# Exercise aim
Print the records below word for word, but leave out the pictures.

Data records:
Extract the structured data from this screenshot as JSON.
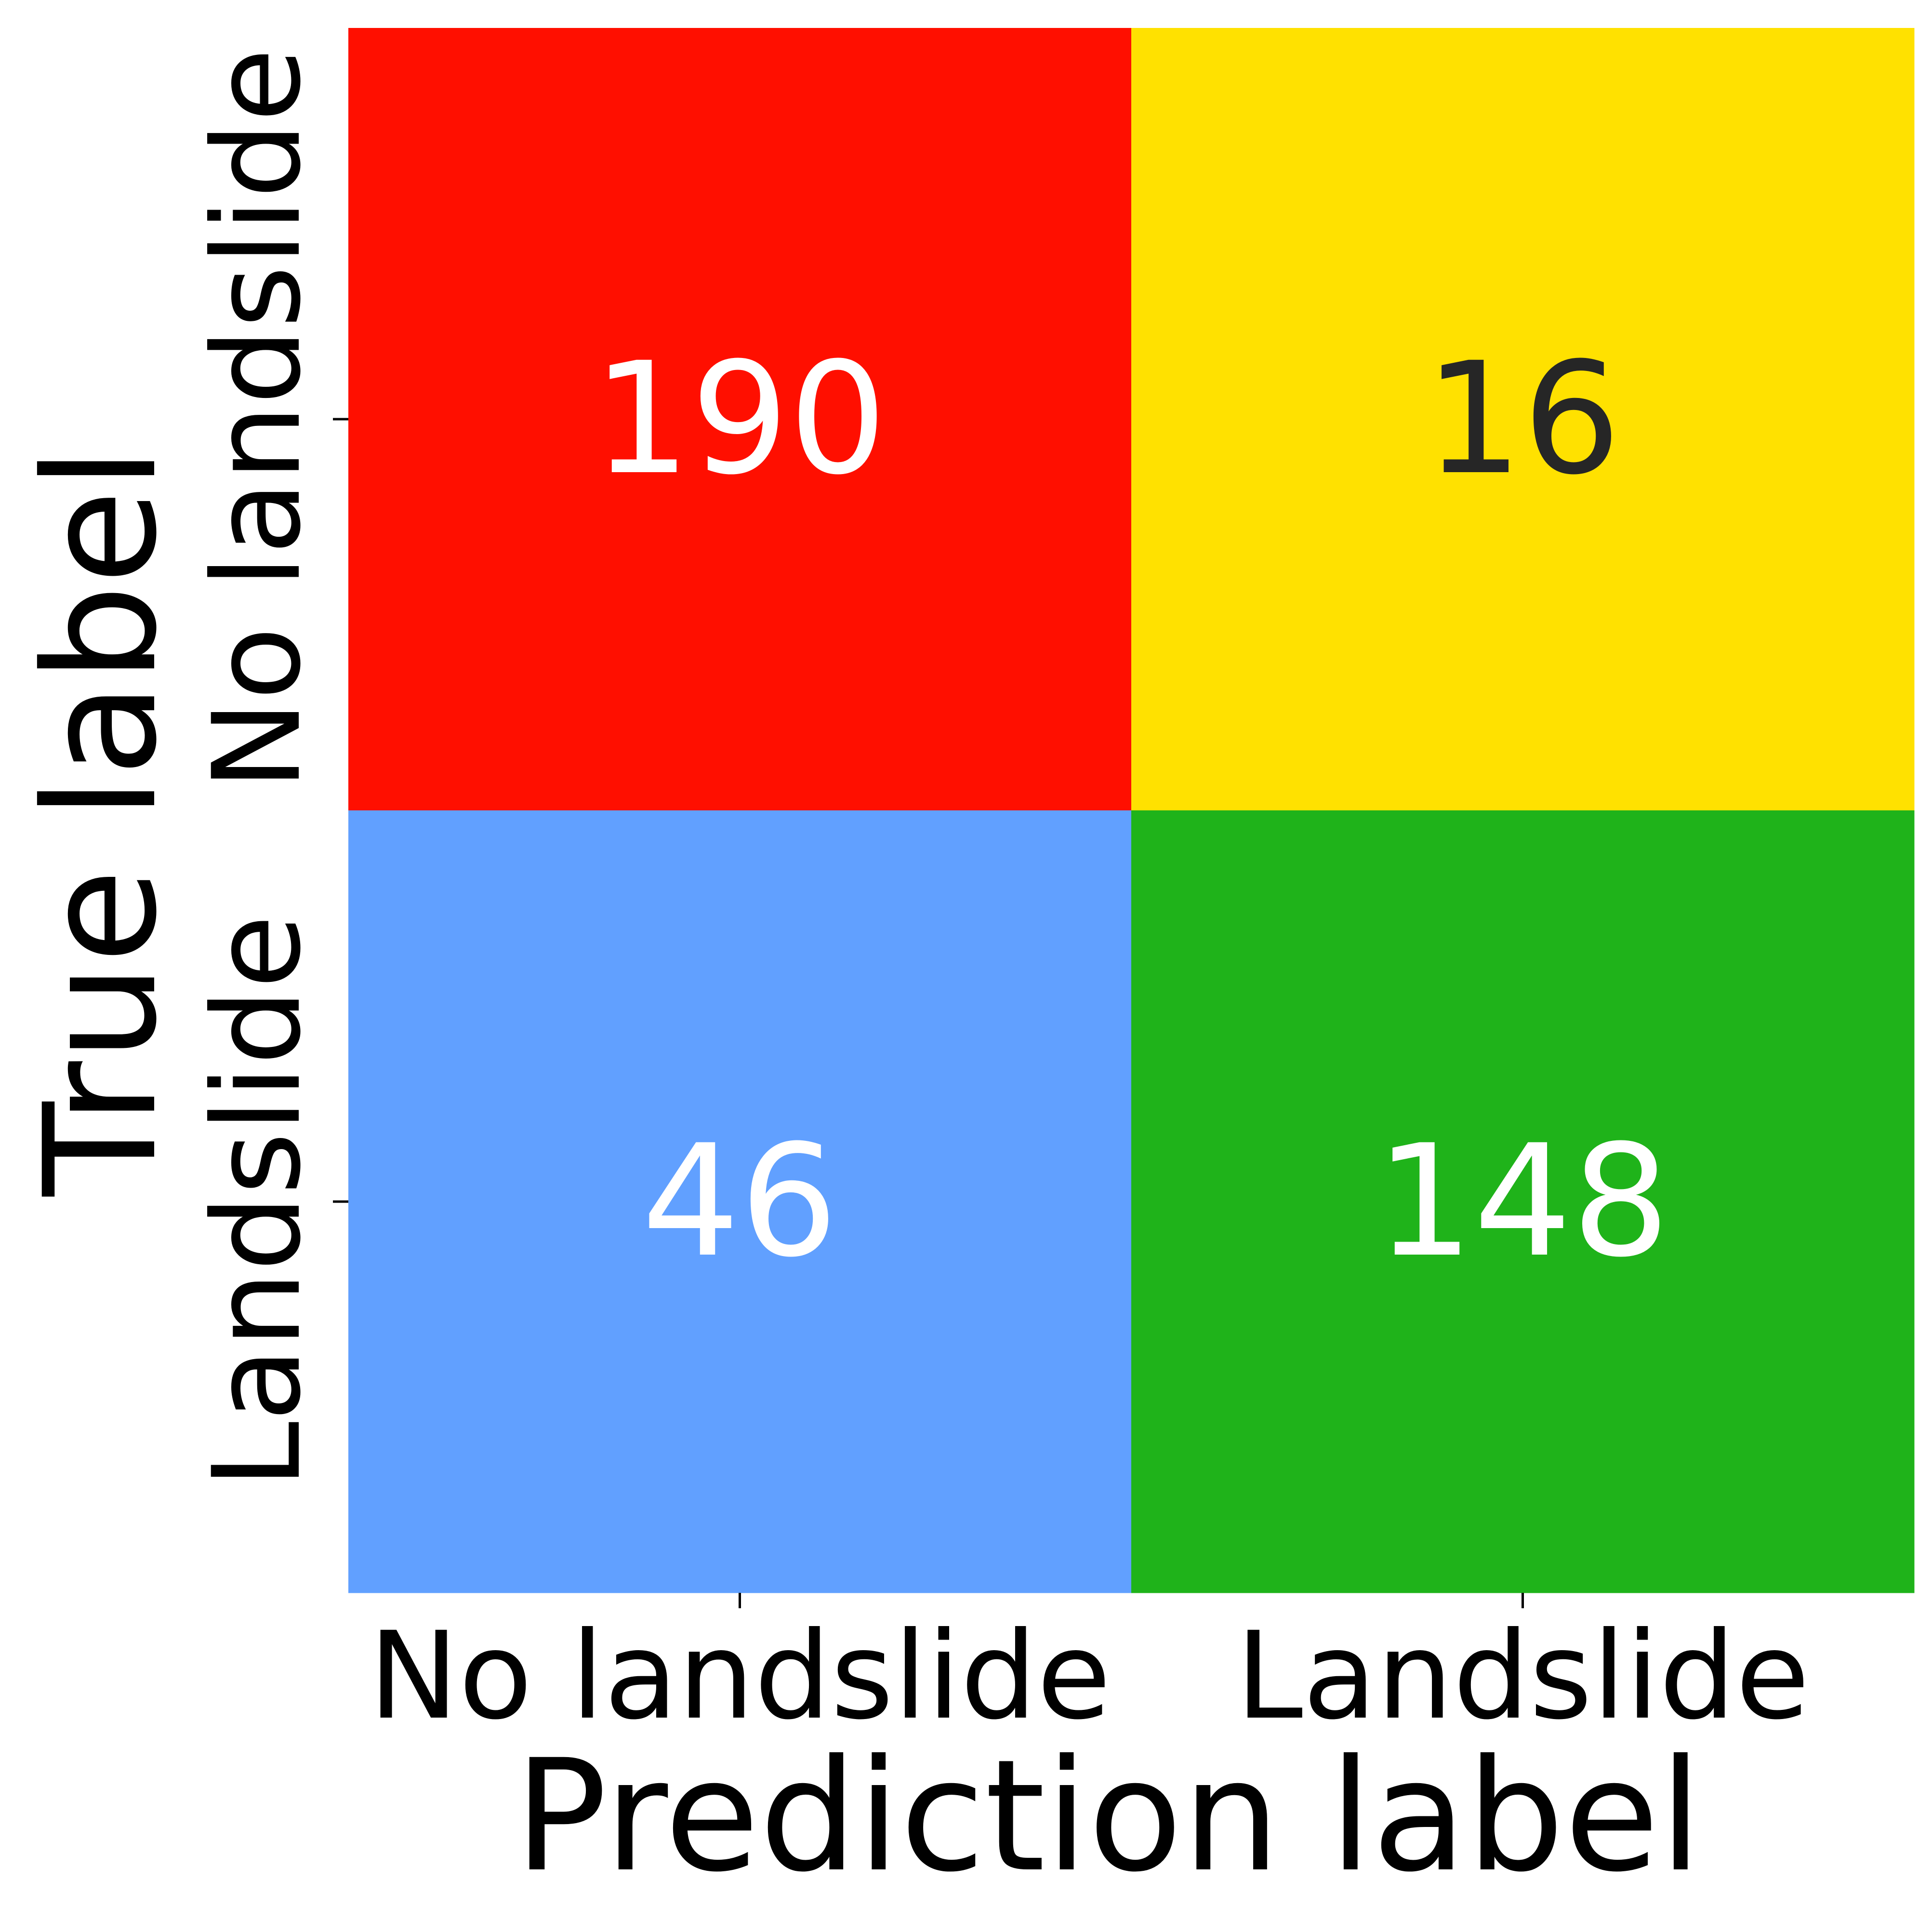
{
  "chart_data": {
    "type": "heatmap",
    "title": "",
    "xlabel": "Prediction label",
    "ylabel": "True label",
    "x_categories": [
      "No landslide",
      "Landslide"
    ],
    "y_categories": [
      "No landslide",
      "Landslide"
    ],
    "values": [
      [
        190,
        16
      ],
      [
        46,
        148
      ]
    ],
    "cell_colors": [
      [
        "#ff0f00",
        "#ffe100"
      ],
      [
        "#61a0ff",
        "#1fb31a"
      ]
    ],
    "text_colors": [
      [
        "#ffffff",
        "#262626"
      ],
      [
        "#ffffff",
        "#ffffff"
      ]
    ],
    "colorbar": false,
    "grid": false
  }
}
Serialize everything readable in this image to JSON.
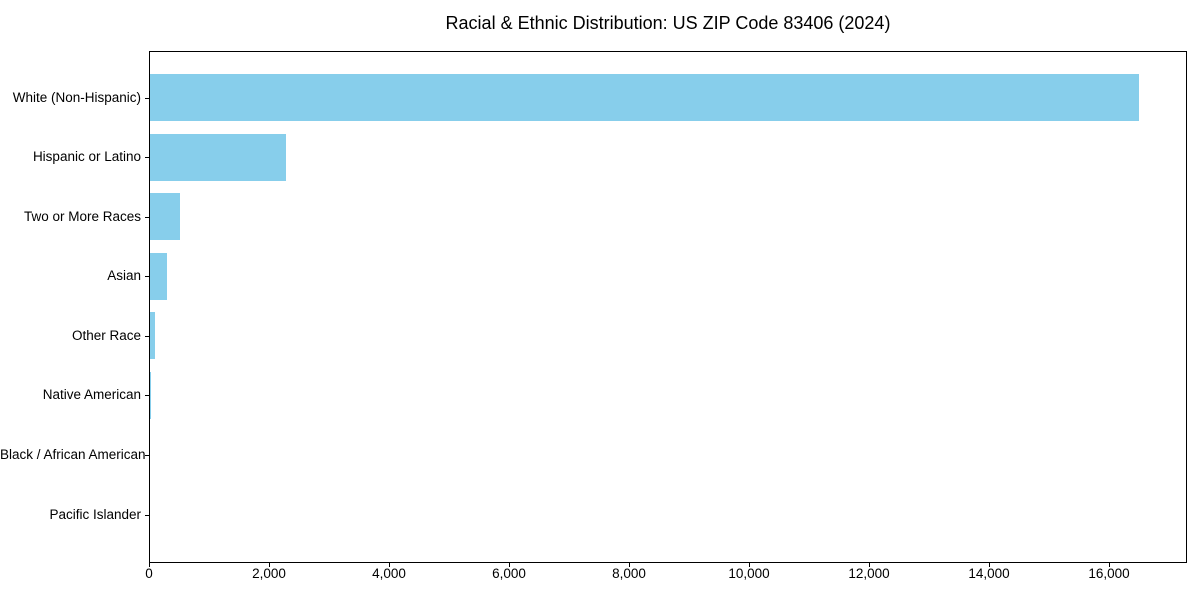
{
  "chart_data": {
    "type": "bar",
    "orientation": "horizontal",
    "title": "Racial & Ethnic Distribution: US ZIP Code 83406 (2024)",
    "categories": [
      "White (Non-Hispanic)",
      "Hispanic or Latino",
      "Two or More Races",
      "Asian",
      "Other Race",
      "Native American",
      "Black / African American",
      "Pacific Islander"
    ],
    "values": [
      16480,
      2270,
      505,
      285,
      90,
      20,
      0,
      0
    ],
    "xlabel": "",
    "ylabel": "",
    "xlim": [
      0,
      17300
    ],
    "x_ticks": {
      "values": [
        0,
        2000,
        4000,
        6000,
        8000,
        10000,
        12000,
        14000,
        16000
      ],
      "labels": [
        "0",
        "2,000",
        "4,000",
        "6,000",
        "8,000",
        "10,000",
        "12,000",
        "14,000",
        "16,000"
      ]
    },
    "grid": false,
    "legend": "none",
    "bar_color": "#87CEEB",
    "axis_color": "#000000",
    "text_color": "#000000",
    "background_color": "#ffffff"
  }
}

# Exercise response
Extract the structured data from this screenshot as JSON.
{
  "chart_data": {
    "type": "heatmap",
    "title": "",
    "xlabel": "Prediction label",
    "ylabel": "True label",
    "x_categories": [
      "No landslide",
      "Landslide"
    ],
    "y_categories": [
      "No landslide",
      "Landslide"
    ],
    "values": [
      [
        190,
        16
      ],
      [
        46,
        148
      ]
    ],
    "cell_colors": [
      [
        "#ff0f00",
        "#ffe100"
      ],
      [
        "#61a0ff",
        "#1fb31a"
      ]
    ],
    "text_colors": [
      [
        "#ffffff",
        "#262626"
      ],
      [
        "#ffffff",
        "#ffffff"
      ]
    ],
    "colorbar": false,
    "grid": false
  }
}
Serialize everything readable in this image to JSON.
{
  "chart_data": {
    "type": "bar",
    "orientation": "horizontal",
    "title": "Racial & Ethnic Distribution: US ZIP Code 83406 (2024)",
    "categories": [
      "White (Non-Hispanic)",
      "Hispanic or Latino",
      "Two or More Races",
      "Asian",
      "Other Race",
      "Native American",
      "Black / African American",
      "Pacific Islander"
    ],
    "values": [
      16480,
      2270,
      505,
      285,
      90,
      20,
      0,
      0
    ],
    "xlabel": "",
    "ylabel": "",
    "xlim": [
      0,
      17300
    ],
    "x_ticks": {
      "values": [
        0,
        2000,
        4000,
        6000,
        8000,
        10000,
        12000,
        14000,
        16000
      ],
      "labels": [
        "0",
        "2,000",
        "4,000",
        "6,000",
        "8,000",
        "10,000",
        "12,000",
        "14,000",
        "16,000"
      ]
    },
    "grid": false,
    "legend": "none",
    "bar_color": "#87CEEB",
    "axis_color": "#000000",
    "text_color": "#000000",
    "background_color": "#ffffff"
  }
}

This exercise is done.